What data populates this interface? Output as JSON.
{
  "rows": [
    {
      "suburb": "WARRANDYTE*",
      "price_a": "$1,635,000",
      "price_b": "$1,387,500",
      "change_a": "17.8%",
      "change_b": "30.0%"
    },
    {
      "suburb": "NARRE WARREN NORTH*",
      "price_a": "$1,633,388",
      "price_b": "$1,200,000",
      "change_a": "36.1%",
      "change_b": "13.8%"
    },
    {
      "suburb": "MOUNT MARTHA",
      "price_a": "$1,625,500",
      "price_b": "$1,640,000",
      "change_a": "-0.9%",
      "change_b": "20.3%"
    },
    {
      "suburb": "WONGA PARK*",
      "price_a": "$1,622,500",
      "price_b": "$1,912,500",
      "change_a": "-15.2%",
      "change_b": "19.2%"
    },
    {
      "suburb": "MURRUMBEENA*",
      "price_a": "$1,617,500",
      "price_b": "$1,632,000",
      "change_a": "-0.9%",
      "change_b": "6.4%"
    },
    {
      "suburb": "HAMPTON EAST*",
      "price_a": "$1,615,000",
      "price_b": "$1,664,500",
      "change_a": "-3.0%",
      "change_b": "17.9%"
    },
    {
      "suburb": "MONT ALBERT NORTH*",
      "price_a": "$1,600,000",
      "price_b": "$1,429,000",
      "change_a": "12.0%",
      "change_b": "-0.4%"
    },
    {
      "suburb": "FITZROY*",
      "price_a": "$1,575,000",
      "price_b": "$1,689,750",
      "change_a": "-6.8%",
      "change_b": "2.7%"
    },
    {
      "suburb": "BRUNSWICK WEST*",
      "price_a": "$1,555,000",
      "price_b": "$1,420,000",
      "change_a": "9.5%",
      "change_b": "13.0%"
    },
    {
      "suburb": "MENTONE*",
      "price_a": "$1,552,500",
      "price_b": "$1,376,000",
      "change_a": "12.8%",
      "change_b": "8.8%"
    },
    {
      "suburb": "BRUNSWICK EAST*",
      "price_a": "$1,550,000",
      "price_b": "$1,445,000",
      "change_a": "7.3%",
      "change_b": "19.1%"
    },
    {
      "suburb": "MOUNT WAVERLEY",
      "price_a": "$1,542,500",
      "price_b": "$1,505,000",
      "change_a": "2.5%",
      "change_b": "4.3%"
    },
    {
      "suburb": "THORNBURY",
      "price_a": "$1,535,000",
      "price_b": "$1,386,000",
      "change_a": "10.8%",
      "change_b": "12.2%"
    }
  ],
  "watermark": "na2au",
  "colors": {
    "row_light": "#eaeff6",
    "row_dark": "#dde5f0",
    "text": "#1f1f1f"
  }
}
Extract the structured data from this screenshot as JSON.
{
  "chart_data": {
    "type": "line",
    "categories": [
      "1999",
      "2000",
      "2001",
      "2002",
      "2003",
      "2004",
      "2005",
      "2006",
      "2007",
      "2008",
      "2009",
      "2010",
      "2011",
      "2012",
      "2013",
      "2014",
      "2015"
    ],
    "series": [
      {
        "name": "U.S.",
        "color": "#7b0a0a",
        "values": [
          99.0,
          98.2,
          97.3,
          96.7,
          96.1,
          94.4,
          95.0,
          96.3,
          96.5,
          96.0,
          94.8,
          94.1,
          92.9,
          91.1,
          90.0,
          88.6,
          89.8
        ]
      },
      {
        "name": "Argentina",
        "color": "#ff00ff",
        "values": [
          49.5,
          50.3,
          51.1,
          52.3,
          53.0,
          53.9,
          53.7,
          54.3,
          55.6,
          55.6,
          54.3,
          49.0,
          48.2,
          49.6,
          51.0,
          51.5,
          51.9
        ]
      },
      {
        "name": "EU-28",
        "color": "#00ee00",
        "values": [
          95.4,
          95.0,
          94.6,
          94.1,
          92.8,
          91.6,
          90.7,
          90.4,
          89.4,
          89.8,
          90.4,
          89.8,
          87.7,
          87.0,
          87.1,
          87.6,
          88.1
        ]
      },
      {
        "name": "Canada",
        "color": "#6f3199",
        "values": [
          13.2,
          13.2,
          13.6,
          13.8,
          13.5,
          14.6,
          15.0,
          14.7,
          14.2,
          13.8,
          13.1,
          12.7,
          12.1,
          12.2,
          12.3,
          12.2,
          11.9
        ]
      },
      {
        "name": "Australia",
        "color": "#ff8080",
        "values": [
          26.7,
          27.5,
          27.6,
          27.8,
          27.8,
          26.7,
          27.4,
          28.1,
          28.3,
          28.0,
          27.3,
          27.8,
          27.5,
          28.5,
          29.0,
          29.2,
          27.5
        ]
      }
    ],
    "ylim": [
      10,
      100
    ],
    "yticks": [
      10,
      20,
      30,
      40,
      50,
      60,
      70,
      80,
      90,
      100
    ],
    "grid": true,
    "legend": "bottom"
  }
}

#### [Stated task]
Write out every line of the material again, exactly as it reads.

#### [Worked solution]
What data populates this interface? Output as JSON.
{
  "rows": [
    {
      "suburb": "WARRANDYTE*",
      "price_a": "$1,635,000",
      "price_b": "$1,387,500",
      "change_a": "17.8%",
      "change_b": "30.0%"
    },
    {
      "suburb": "NARRE WARREN NORTH*",
      "price_a": "$1,633,388",
      "price_b": "$1,200,000",
      "change_a": "36.1%",
      "change_b": "13.8%"
    },
    {
      "suburb": "MOUNT MARTHA",
      "price_a": "$1,625,500",
      "price_b": "$1,640,000",
      "change_a": "-0.9%",
      "change_b": "20.3%"
    },
    {
      "suburb": "WONGA PARK*",
      "price_a": "$1,622,500",
      "price_b": "$1,912,500",
      "change_a": "-15.2%",
      "change_b": "19.2%"
    },
    {
      "suburb": "MURRUMBEENA*",
      "price_a": "$1,617,500",
      "price_b": "$1,632,000",
      "change_a": "-0.9%",
      "change_b": "6.4%"
    },
    {
      "suburb": "HAMPTON EAST*",
      "price_a": "$1,615,000",
      "price_b": "$1,664,500",
      "change_a": "-3.0%",
      "change_b": "17.9%"
    },
    {
      "suburb": "MONT ALBERT NORTH*",
      "price_a": "$1,600,000",
      "price_b": "$1,429,000",
      "change_a": "12.0%",
      "change_b": "-0.4%"
    },
    {
      "suburb": "FITZROY*",
      "price_a": "$1,575,000",
      "price_b": "$1,689,750",
      "change_a": "-6.8%",
      "change_b": "2.7%"
    },
    {
      "suburb": "BRUNSWICK WEST*",
      "price_a": "$1,555,000",
      "price_b": "$1,420,000",
      "change_a": "9.5%",
      "change_b": "13.0%"
    },
    {
      "suburb": "MENTONE*",
      "price_a": "$1,552,500",
      "price_b": "$1,376,000",
      "change_a": "12.8%",
      "change_b": "8.8%"
    },
    {
      "suburb": "BRUNSWICK EAST*",
      "price_a": "$1,550,000",
      "price_b": "$1,445,000",
      "change_a": "7.3%",
      "change_b": "19.1%"
    },
    {
      "suburb": "MOUNT WAVERLEY",
      "price_a": "$1,542,500",
      "price_b": "$1,505,000",
      "change_a": "2.5%",
      "change_b": "4.3%"
    },
    {
      "suburb": "THORNBURY",
      "price_a": "$1,535,000",
      "price_b": "$1,386,000",
      "change_a": "10.8%",
      "change_b": "12.2%"
    }
  ],
  "watermark": "na2au",
  "colors": {
    "row_light": "#eaeff6",
    "row_dark": "#dde5f0",
    "text": "#1f1f1f"
  }
}
Extract the structured data from this screenshot as JSON.
{
  "chart_data": {
    "type": "line",
    "categories": [
      "1999",
      "2000",
      "2001",
      "2002",
      "2003",
      "2004",
      "2005",
      "2006",
      "2007",
      "2008",
      "2009",
      "2010",
      "2011",
      "2012",
      "2013",
      "2014",
      "2015"
    ],
    "series": [
      {
        "name": "U.S.",
        "color": "#7b0a0a",
        "values": [
          99.0,
          98.2,
          97.3,
          96.7,
          96.1,
          94.4,
          95.0,
          96.3,
          96.5,
          96.0,
          94.8,
          94.1,
          92.9,
          91.1,
          90.0,
          88.6,
          89.8
        ]
      },
      {
        "name": "Argentina",
        "color": "#ff00ff",
        "values": [
          49.5,
          50.3,
          51.1,
          52.3,
          53.0,
          53.9,
          53.7,
          54.3,
          55.6,
          55.6,
          54.3,
          49.0,
          48.2,
          49.6,
          51.0,
          51.5,
          51.9
        ]
      },
      {
        "name": "EU-28",
        "color": "#00ee00",
        "values": [
          95.4,
          95.0,
          94.6,
          94.1,
          92.8,
          91.6,
          90.7,
          90.4,
          89.4,
          89.8,
          90.4,
          89.8,
          87.7,
          87.0,
          87.1,
          87.6,
          88.1
        ]
      },
      {
        "name": "Canada",
        "color": "#6f3199",
        "values": [
          13.2,
          13.2,
          13.6,
          13.8,
          13.5,
          14.6,
          15.0,
          14.7,
          14.2,
          13.8,
          13.1,
          12.7,
          12.1,
          12.2,
          12.3,
          12.2,
          11.9
        ]
      },
      {
        "name": "Australia",
        "color": "#ff8080",
        "values": [
          26.7,
          27.5,
          27.6,
          27.8,
          27.8,
          26.7,
          27.4,
          28.1,
          28.3,
          28.0,
          27.3,
          27.8,
          27.5,
          28.5,
          29.0,
          29.2,
          27.5
        ]
      }
    ],
    "ylim": [
      10,
      100
    ],
    "yticks": [
      10,
      20,
      30,
      40,
      50,
      60,
      70,
      80,
      90,
      100
    ],
    "grid": true,
    "legend": "bottom"
  }
}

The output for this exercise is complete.